_Exercise instructions_:
Count the lines below that contain the word "Калини", and give only that number.

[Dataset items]
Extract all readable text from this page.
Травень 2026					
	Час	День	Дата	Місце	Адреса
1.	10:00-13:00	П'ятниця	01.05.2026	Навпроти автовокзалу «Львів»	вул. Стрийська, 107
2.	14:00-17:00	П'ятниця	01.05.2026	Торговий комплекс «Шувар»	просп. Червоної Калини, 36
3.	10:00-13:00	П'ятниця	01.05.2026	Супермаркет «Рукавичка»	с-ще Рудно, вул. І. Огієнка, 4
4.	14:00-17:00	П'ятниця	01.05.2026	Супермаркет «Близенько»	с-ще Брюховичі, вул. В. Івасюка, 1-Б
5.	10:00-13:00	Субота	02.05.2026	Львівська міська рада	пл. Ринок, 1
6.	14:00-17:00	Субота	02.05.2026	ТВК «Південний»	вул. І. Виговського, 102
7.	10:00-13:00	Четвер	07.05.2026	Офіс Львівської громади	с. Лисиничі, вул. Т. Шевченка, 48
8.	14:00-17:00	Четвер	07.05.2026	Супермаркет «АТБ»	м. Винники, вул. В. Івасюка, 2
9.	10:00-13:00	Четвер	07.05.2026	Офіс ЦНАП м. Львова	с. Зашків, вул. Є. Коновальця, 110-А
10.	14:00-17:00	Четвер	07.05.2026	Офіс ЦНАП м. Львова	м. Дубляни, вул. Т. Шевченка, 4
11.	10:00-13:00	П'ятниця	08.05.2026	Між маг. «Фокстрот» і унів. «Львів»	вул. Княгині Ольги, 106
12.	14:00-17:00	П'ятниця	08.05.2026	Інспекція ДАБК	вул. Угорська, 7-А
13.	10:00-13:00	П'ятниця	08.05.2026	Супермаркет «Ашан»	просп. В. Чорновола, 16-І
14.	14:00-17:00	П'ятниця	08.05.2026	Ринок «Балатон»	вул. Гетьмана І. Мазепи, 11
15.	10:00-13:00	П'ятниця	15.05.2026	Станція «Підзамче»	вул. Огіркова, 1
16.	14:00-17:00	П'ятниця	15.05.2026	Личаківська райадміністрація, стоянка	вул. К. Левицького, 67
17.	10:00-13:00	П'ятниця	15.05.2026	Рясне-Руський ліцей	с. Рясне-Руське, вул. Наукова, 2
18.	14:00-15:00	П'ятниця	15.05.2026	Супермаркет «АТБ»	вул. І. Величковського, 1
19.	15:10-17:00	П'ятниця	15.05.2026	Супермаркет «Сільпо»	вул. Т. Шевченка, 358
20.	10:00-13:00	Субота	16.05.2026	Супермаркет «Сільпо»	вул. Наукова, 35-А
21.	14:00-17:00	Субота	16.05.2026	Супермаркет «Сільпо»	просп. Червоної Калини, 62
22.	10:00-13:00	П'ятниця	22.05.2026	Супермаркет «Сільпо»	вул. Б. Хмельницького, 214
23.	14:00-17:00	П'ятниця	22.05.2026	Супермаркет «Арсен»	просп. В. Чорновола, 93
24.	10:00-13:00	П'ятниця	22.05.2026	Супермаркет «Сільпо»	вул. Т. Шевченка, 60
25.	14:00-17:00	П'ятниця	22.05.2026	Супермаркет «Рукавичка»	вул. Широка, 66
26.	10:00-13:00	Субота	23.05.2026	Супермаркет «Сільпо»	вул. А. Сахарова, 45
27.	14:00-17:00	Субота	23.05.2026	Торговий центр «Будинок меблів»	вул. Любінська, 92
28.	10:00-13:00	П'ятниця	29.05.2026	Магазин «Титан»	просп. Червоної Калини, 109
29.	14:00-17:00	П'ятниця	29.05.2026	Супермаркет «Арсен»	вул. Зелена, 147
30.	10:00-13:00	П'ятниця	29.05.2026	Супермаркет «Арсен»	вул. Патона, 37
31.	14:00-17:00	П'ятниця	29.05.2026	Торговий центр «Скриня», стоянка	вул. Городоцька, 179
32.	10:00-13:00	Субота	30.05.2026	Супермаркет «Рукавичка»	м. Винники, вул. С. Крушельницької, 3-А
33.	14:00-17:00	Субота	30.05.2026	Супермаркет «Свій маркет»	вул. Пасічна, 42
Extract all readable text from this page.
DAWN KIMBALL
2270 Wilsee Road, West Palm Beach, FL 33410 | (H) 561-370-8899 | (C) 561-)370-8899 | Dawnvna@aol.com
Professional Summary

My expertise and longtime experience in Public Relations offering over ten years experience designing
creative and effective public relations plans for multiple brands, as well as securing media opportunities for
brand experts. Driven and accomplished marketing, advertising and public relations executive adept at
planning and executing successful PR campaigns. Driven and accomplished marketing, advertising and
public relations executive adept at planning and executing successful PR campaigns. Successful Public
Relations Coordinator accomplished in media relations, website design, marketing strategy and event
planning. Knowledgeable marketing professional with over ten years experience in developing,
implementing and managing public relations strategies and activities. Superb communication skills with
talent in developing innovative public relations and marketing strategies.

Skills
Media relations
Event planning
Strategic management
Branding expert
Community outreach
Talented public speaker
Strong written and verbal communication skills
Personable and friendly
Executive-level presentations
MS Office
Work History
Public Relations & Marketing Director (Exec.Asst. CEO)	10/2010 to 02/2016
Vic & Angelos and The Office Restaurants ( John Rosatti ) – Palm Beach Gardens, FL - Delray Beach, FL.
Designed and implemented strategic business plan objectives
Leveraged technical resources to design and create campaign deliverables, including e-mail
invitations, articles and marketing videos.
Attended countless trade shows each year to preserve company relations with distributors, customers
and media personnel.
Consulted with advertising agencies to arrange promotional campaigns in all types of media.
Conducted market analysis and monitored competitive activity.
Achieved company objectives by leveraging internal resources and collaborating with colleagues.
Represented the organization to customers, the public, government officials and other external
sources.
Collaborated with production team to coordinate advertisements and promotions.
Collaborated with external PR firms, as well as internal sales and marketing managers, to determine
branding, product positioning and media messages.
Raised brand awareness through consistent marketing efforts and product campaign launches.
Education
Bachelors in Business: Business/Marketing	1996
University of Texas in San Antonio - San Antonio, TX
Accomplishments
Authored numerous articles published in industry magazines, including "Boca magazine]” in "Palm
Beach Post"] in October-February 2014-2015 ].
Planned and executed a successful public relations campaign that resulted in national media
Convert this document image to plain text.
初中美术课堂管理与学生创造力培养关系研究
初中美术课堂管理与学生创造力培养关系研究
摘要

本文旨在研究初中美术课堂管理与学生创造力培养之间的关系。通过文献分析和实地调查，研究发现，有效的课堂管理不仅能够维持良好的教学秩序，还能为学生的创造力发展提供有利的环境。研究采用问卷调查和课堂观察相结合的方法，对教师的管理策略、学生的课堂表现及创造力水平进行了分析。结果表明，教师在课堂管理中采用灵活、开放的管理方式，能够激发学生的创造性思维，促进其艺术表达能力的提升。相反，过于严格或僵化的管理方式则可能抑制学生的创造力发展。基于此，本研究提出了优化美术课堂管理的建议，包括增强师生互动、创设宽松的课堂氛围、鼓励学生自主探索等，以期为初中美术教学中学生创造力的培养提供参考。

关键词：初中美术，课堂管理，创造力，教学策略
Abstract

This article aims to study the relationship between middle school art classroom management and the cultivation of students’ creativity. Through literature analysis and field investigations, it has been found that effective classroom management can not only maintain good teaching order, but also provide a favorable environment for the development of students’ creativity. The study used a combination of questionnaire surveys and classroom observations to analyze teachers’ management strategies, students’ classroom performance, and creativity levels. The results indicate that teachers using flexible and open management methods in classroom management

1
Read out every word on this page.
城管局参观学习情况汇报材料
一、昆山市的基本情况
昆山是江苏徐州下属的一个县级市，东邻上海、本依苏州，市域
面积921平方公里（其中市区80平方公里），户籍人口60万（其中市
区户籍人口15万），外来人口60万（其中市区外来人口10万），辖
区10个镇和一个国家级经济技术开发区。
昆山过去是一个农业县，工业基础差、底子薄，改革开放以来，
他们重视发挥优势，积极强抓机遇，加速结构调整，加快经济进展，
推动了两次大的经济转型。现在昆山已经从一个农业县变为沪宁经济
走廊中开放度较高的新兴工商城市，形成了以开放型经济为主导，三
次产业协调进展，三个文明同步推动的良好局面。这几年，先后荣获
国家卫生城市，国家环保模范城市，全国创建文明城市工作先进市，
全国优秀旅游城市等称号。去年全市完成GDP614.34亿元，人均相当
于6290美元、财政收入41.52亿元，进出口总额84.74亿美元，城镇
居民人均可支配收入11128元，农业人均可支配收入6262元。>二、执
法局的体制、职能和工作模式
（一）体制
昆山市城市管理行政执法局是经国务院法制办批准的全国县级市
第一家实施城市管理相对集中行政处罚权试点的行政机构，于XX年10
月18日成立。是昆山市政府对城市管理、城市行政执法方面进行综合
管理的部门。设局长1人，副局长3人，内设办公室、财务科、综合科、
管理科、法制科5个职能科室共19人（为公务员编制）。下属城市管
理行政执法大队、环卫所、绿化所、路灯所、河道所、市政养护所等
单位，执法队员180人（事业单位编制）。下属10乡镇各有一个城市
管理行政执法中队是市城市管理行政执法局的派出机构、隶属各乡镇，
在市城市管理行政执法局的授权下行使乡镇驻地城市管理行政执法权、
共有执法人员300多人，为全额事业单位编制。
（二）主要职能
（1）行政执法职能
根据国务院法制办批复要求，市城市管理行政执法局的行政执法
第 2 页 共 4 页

_Expected answer_:
3